## [Work to complete]
Pull out every line from the line containing "OCR this image." through the end of the material, both ends included, and reproduce it exactly. Keep pictures out.
##########
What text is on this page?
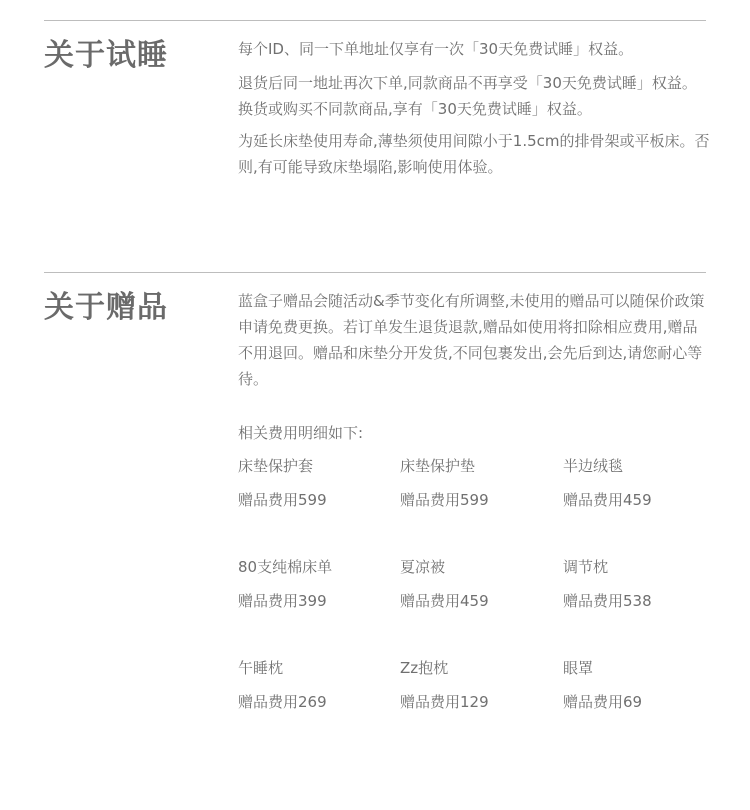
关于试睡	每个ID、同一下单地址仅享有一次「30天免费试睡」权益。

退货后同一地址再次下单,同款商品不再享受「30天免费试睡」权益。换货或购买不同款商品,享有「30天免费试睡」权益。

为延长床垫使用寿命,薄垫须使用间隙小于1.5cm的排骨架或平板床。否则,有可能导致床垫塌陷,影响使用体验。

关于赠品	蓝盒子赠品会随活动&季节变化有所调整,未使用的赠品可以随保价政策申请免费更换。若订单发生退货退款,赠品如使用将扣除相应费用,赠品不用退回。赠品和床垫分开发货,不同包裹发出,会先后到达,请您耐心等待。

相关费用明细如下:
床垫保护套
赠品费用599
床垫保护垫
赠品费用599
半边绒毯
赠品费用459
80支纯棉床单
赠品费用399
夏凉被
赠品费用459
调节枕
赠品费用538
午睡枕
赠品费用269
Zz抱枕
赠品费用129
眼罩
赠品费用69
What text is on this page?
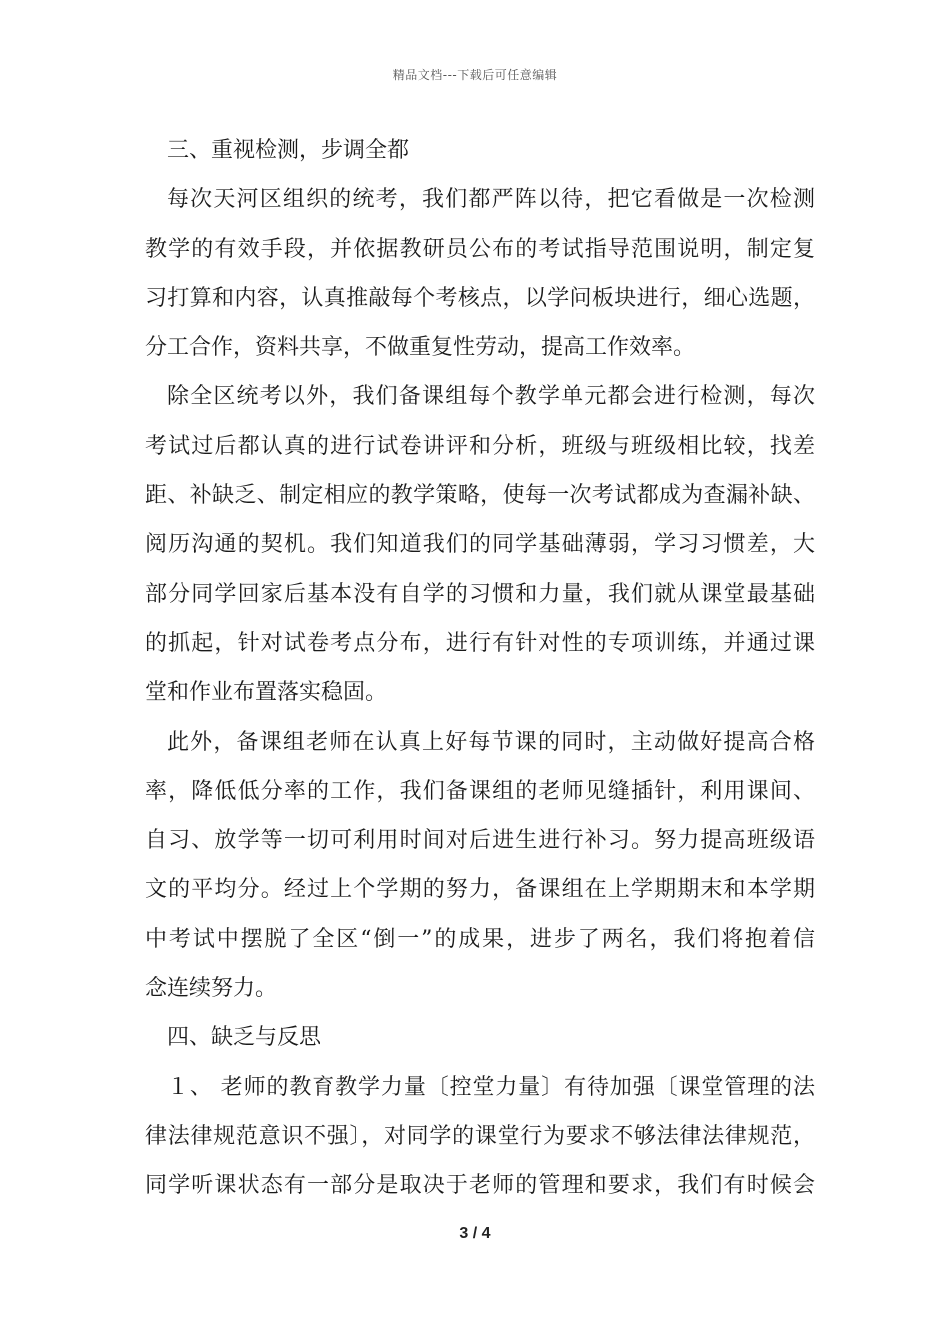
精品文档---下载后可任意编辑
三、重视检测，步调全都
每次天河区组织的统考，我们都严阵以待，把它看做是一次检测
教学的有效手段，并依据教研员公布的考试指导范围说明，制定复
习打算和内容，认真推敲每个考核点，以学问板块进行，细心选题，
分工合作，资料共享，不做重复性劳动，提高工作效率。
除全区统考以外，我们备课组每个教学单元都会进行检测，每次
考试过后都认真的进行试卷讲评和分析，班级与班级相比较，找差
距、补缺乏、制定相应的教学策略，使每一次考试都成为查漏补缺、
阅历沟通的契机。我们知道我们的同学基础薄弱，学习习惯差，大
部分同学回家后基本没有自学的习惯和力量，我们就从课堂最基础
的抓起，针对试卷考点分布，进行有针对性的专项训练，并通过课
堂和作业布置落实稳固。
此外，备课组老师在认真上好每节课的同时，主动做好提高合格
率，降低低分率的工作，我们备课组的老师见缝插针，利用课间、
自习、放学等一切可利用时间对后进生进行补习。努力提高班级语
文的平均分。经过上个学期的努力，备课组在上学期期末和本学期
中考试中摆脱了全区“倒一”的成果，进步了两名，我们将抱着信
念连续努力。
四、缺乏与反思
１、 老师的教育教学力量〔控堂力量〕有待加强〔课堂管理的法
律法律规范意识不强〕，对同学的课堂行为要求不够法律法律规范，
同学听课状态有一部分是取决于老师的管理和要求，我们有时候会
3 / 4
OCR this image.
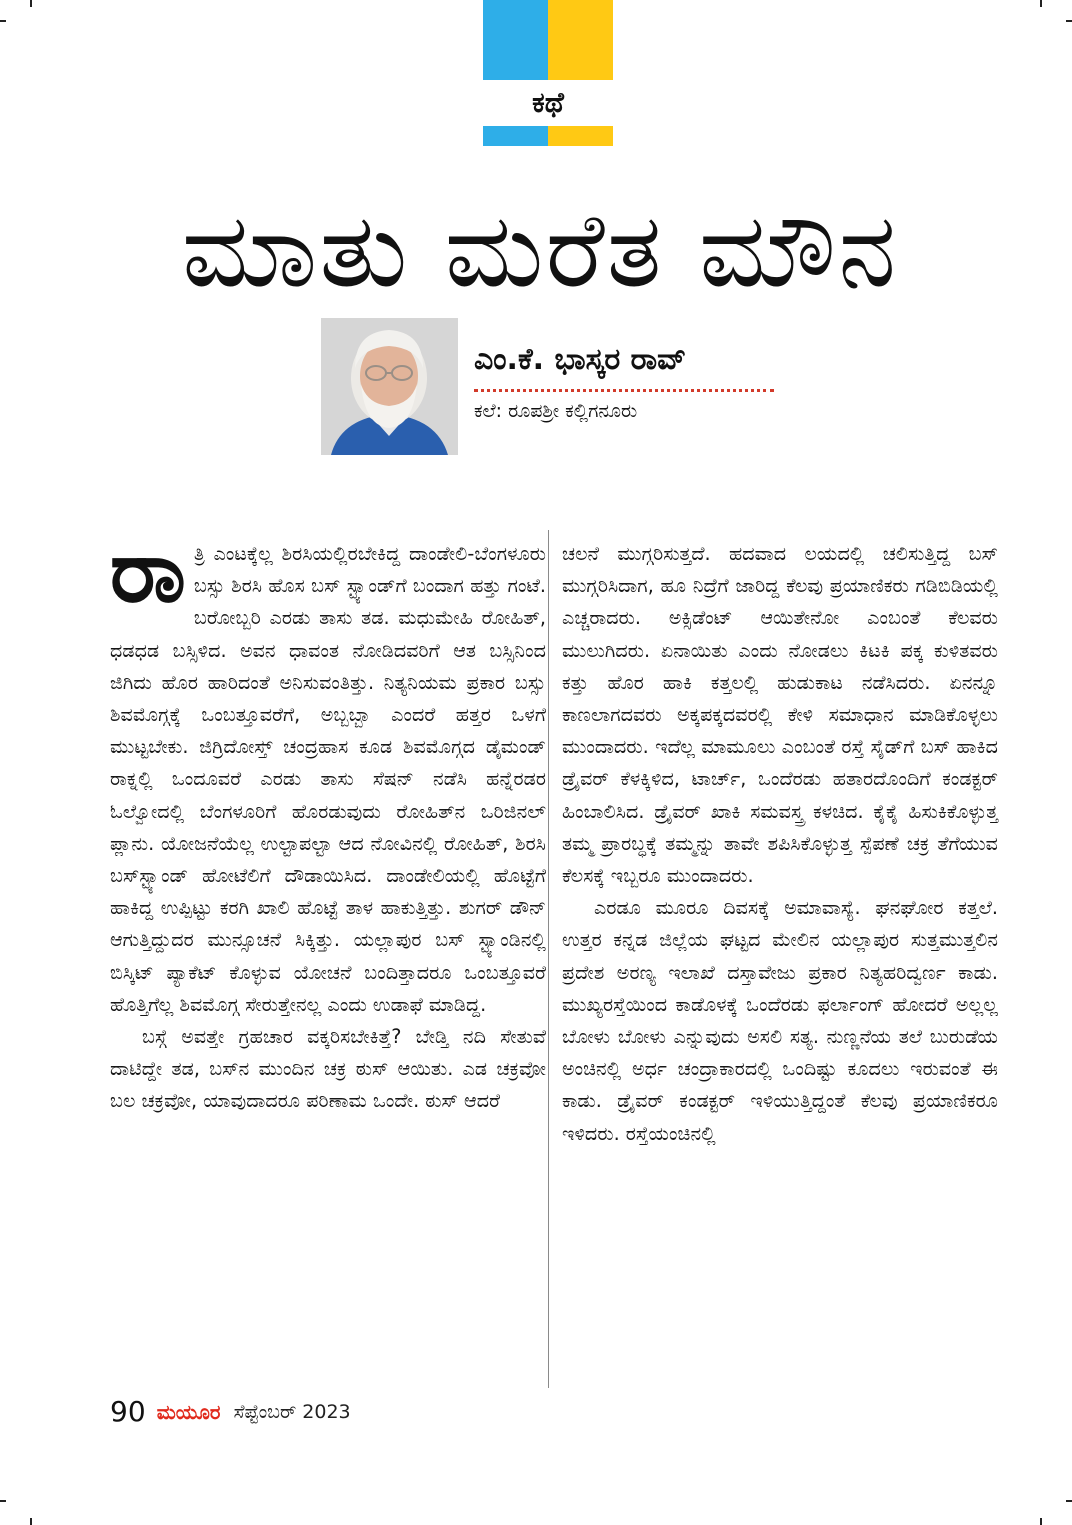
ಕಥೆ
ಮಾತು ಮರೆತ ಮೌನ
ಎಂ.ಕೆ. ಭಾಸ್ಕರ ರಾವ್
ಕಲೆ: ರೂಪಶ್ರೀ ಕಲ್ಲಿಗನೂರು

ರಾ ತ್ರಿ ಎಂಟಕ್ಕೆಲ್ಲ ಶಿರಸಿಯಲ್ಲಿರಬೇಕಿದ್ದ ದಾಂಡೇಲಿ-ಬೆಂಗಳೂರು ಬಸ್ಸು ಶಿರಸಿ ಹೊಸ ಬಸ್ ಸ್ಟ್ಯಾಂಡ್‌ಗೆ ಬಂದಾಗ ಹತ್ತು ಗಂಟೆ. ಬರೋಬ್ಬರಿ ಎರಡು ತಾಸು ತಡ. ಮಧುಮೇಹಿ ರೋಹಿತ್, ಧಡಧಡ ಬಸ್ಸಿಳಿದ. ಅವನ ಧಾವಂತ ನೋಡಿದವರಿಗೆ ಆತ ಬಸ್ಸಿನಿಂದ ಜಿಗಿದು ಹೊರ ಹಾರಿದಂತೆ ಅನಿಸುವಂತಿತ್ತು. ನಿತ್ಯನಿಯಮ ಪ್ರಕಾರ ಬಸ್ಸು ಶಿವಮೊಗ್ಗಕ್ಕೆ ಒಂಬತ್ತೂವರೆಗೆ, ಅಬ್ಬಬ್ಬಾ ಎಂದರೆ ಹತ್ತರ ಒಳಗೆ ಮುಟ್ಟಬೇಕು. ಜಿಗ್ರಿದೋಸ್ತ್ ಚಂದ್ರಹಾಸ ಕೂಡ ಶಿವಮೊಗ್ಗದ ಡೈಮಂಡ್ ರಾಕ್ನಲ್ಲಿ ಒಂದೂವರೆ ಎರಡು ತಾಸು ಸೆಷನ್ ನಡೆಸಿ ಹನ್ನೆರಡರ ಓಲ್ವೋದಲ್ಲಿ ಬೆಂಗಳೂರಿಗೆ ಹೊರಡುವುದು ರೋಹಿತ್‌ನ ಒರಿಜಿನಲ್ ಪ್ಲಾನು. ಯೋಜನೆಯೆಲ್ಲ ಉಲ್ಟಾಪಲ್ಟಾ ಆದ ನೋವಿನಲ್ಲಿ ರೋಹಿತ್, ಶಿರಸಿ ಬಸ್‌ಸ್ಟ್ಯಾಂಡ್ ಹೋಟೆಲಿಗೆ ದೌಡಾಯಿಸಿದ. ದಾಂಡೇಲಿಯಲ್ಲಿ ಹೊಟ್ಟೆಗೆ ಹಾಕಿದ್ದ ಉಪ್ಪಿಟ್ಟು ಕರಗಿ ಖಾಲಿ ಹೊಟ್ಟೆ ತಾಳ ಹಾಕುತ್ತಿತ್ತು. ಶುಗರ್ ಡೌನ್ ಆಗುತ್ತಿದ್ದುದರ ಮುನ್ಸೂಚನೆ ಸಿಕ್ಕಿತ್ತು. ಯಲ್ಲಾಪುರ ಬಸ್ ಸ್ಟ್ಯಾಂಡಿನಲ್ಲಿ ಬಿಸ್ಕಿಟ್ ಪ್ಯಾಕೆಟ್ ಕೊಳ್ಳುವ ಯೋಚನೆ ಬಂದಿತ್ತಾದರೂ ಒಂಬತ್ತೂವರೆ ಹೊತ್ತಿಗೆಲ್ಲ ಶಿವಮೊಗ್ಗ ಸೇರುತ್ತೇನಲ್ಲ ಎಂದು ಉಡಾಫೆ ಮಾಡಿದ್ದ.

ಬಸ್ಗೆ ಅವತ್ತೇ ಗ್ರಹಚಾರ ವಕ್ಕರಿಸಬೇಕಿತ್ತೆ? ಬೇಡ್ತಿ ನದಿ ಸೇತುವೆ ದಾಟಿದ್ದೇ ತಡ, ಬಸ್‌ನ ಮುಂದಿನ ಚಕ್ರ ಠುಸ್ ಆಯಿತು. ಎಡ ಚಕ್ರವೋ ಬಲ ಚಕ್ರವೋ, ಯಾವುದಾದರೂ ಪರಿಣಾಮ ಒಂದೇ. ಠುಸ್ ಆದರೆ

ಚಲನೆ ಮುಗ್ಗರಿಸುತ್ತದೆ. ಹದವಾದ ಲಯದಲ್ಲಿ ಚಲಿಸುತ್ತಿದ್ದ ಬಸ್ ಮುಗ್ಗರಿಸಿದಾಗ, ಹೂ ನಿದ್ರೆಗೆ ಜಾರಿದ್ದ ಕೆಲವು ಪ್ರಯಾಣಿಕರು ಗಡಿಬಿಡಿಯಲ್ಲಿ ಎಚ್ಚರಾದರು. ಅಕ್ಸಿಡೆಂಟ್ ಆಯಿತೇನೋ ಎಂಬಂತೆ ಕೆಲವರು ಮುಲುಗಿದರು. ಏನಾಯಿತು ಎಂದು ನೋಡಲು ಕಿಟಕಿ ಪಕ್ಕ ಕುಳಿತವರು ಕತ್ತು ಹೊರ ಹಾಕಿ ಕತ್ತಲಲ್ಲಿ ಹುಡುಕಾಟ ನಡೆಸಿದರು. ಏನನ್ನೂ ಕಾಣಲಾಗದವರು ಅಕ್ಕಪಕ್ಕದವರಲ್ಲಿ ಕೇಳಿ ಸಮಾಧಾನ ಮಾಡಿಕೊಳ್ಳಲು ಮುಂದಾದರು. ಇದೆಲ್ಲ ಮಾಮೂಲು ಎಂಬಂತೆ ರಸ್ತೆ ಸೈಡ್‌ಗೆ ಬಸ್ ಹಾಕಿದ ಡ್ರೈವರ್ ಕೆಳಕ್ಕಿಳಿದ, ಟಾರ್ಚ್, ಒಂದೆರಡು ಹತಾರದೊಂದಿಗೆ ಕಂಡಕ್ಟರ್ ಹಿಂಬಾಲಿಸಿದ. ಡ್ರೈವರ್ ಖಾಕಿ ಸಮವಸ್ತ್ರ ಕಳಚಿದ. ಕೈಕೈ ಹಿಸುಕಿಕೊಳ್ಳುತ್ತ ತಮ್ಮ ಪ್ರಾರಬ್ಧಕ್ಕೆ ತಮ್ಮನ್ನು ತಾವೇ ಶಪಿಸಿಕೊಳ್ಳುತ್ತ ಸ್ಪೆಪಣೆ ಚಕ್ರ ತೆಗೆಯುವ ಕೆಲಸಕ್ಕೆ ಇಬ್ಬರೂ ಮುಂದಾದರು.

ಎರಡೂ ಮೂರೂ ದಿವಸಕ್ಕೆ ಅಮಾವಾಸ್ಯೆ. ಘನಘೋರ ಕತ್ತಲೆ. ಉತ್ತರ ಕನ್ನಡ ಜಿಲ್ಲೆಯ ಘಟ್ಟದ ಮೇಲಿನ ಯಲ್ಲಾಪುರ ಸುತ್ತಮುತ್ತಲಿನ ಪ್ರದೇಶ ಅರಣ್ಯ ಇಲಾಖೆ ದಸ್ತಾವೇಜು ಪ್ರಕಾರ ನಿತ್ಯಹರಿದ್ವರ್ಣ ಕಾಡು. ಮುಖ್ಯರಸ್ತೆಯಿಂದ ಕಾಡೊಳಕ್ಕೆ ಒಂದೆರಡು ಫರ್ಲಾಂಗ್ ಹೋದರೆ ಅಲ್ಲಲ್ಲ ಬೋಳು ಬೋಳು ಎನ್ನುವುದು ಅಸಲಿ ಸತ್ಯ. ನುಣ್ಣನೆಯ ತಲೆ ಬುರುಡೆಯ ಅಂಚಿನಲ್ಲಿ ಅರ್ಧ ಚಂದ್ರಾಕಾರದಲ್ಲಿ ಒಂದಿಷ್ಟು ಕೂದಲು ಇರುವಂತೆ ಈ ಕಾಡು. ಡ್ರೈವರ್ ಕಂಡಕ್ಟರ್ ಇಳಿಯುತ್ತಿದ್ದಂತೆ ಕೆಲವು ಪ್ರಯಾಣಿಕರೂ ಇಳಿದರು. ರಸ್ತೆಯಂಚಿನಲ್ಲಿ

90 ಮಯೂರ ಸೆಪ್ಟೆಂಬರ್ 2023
##########
## [Exercise answer]
OCR this image.
ಕಥೆ
ಮಾತು ಮರೆತ ಮೌನ
ಎಂ.ಕೆ. ಭಾಸ್ಕರ ರಾವ್
ಕಲೆ: ರೂಪಶ್ರೀ ಕಲ್ಲಿಗನೂರು

ರಾ ತ್ರಿ ಎಂಟಕ್ಕೆಲ್ಲ ಶಿರಸಿಯಲ್ಲಿರಬೇಕಿದ್ದ ದಾಂಡೇಲಿ-ಬೆಂಗಳೂರು ಬಸ್ಸು ಶಿರಸಿ ಹೊಸ ಬಸ್ ಸ್ಟ್ಯಾಂಡ್‌ಗೆ ಬಂದಾಗ ಹತ್ತು ಗಂಟೆ. ಬರೋಬ್ಬರಿ ಎರಡು ತಾಸು ತಡ. ಮಧುಮೇಹಿ ರೋಹಿತ್, ಧಡಧಡ ಬಸ್ಸಿಳಿದ. ಅವನ ಧಾವಂತ ನೋಡಿದವರಿಗೆ ಆತ ಬಸ್ಸಿನಿಂದ ಜಿಗಿದು ಹೊರ ಹಾರಿದಂತೆ ಅನಿಸುವಂತಿತ್ತು. ನಿತ್ಯನಿಯಮ ಪ್ರಕಾರ ಬಸ್ಸು ಶಿವಮೊಗ್ಗಕ್ಕೆ ಒಂಬತ್ತೂವರೆಗೆ, ಅಬ್ಬಬ್ಬಾ ಎಂದರೆ ಹತ್ತರ ಒಳಗೆ ಮುಟ್ಟಬೇಕು. ಜಿಗ್ರಿದೋಸ್ತ್ ಚಂದ್ರಹಾಸ ಕೂಡ ಶಿವಮೊಗ್ಗದ ಡೈಮಂಡ್ ರಾಕ್ನಲ್ಲಿ ಒಂದೂವರೆ ಎರಡು ತಾಸು ಸೆಷನ್ ನಡೆಸಿ ಹನ್ನೆರಡರ ಓಲ್ವೋದಲ್ಲಿ ಬೆಂಗಳೂರಿಗೆ ಹೊರಡುವುದು ರೋಹಿತ್‌ನ ಒರಿಜಿನಲ್ ಪ್ಲಾನು. ಯೋಜನೆಯೆಲ್ಲ ಉಲ್ಟಾಪಲ್ಟಾ ಆದ ನೋವಿನಲ್ಲಿ ರೋಹಿತ್, ಶಿರಸಿ ಬಸ್‌ಸ್ಟ್ಯಾಂಡ್ ಹೋಟೆಲಿಗೆ ದೌಡಾಯಿಸಿದ. ದಾಂಡೇಲಿಯಲ್ಲಿ ಹೊಟ್ಟೆಗೆ ಹಾಕಿದ್ದ ಉಪ್ಪಿಟ್ಟು ಕರಗಿ ಖಾಲಿ ಹೊಟ್ಟೆ ತಾಳ ಹಾಕುತ್ತಿತ್ತು. ಶುಗರ್ ಡೌನ್ ಆಗುತ್ತಿದ್ದುದರ ಮುನ್ಸೂಚನೆ ಸಿಕ್ಕಿತ್ತು. ಯಲ್ಲಾಪುರ ಬಸ್ ಸ್ಟ್ಯಾಂಡಿನಲ್ಲಿ ಬಿಸ್ಕಿಟ್ ಪ್ಯಾಕೆಟ್ ಕೊಳ್ಳುವ ಯೋಚನೆ ಬಂದಿತ್ತಾದರೂ ಒಂಬತ್ತೂವರೆ ಹೊತ್ತಿಗೆಲ್ಲ ಶಿವಮೊಗ್ಗ ಸೇರುತ್ತೇನಲ್ಲ ಎಂದು ಉಡಾಫೆ ಮಾಡಿದ್ದ.

ಬಸ್ಗೆ ಅವತ್ತೇ ಗ್ರಹಚಾರ ವಕ್ಕರಿಸಬೇಕಿತ್ತೆ? ಬೇಡ್ತಿ ನದಿ ಸೇತುವೆ ದಾಟಿದ್ದೇ ತಡ, ಬಸ್‌ನ ಮುಂದಿನ ಚಕ್ರ ಠುಸ್ ಆಯಿತು. ಎಡ ಚಕ್ರವೋ ಬಲ ಚಕ್ರವೋ, ಯಾವುದಾದರೂ ಪರಿಣಾಮ ಒಂದೇ. ಠುಸ್ ಆದರೆ

ಚಲನೆ ಮುಗ್ಗರಿಸುತ್ತದೆ. ಹದವಾದ ಲಯದಲ್ಲಿ ಚಲಿಸುತ್ತಿದ್ದ ಬಸ್ ಮುಗ್ಗರಿಸಿದಾಗ, ಹೂ ನಿದ್ರೆಗೆ ಜಾರಿದ್ದ ಕೆಲವು ಪ್ರಯಾಣಿಕರು ಗಡಿಬಿಡಿಯಲ್ಲಿ ಎಚ್ಚರಾದರು. ಅಕ್ಸಿಡೆಂಟ್ ಆಯಿತೇನೋ ಎಂಬಂತೆ ಕೆಲವರು ಮುಲುಗಿದರು. ಏನಾಯಿತು ಎಂದು ನೋಡಲು ಕಿಟಕಿ ಪಕ್ಕ ಕುಳಿತವರು ಕತ್ತು ಹೊರ ಹಾಕಿ ಕತ್ತಲಲ್ಲಿ ಹುಡುಕಾಟ ನಡೆಸಿದರು. ಏನನ್ನೂ ಕಾಣಲಾಗದವರು ಅಕ್ಕಪಕ್ಕದವರಲ್ಲಿ ಕೇಳಿ ಸಮಾಧಾನ ಮಾಡಿಕೊಳ್ಳಲು ಮುಂದಾದರು. ಇದೆಲ್ಲ ಮಾಮೂಲು ಎಂಬಂತೆ ರಸ್ತೆ ಸೈಡ್‌ಗೆ ಬಸ್ ಹಾಕಿದ ಡ್ರೈವರ್ ಕೆಳಕ್ಕಿಳಿದ, ಟಾರ್ಚ್, ಒಂದೆರಡು ಹತಾರದೊಂದಿಗೆ ಕಂಡಕ್ಟರ್ ಹಿಂಬಾಲಿಸಿದ. ಡ್ರೈವರ್ ಖಾಕಿ ಸಮವಸ್ತ್ರ ಕಳಚಿದ. ಕೈಕೈ ಹಿಸುಕಿಕೊಳ್ಳುತ್ತ ತಮ್ಮ ಪ್ರಾರಬ್ಧಕ್ಕೆ ತಮ್ಮನ್ನು ತಾವೇ ಶಪಿಸಿಕೊಳ್ಳುತ್ತ ಸ್ಪೆಪಣೆ ಚಕ್ರ ತೆಗೆಯುವ ಕೆಲಸಕ್ಕೆ ಇಬ್ಬರೂ ಮುಂದಾದರು.

ಎರಡೂ ಮೂರೂ ದಿವಸಕ್ಕೆ ಅಮಾವಾಸ್ಯೆ. ಘನಘೋರ ಕತ್ತಲೆ. ಉತ್ತರ ಕನ್ನಡ ಜಿಲ್ಲೆಯ ಘಟ್ಟದ ಮೇಲಿನ ಯಲ್ಲಾಪುರ ಸುತ್ತಮುತ್ತಲಿನ ಪ್ರದೇಶ ಅರಣ್ಯ ಇಲಾಖೆ ದಸ್ತಾವೇಜು ಪ್ರಕಾರ ನಿತ್ಯಹರಿದ್ವರ್ಣ ಕಾಡು. ಮುಖ್ಯರಸ್ತೆಯಿಂದ ಕಾಡೊಳಕ್ಕೆ ಒಂದೆರಡು ಫರ್ಲಾಂಗ್ ಹೋದರೆ ಅಲ್ಲಲ್ಲ ಬೋಳು ಬೋಳು ಎನ್ನುವುದು ಅಸಲಿ ಸತ್ಯ. ನುಣ್ಣನೆಯ ತಲೆ ಬುರುಡೆಯ ಅಂಚಿನಲ್ಲಿ ಅರ್ಧ ಚಂದ್ರಾಕಾರದಲ್ಲಿ ಒಂದಿಷ್ಟು ಕೂದಲು ಇರುವಂತೆ ಈ ಕಾಡು. ಡ್ರೈವರ್ ಕಂಡಕ್ಟರ್ ಇಳಿಯುತ್ತಿದ್ದಂತೆ ಕೆಲವು ಪ್ರಯಾಣಿಕರೂ ಇಳಿದರು. ರಸ್ತೆಯಂಚಿನಲ್ಲಿ

90 ಮಯೂರ ಸೆಪ್ಟೆಂಬರ್ 2023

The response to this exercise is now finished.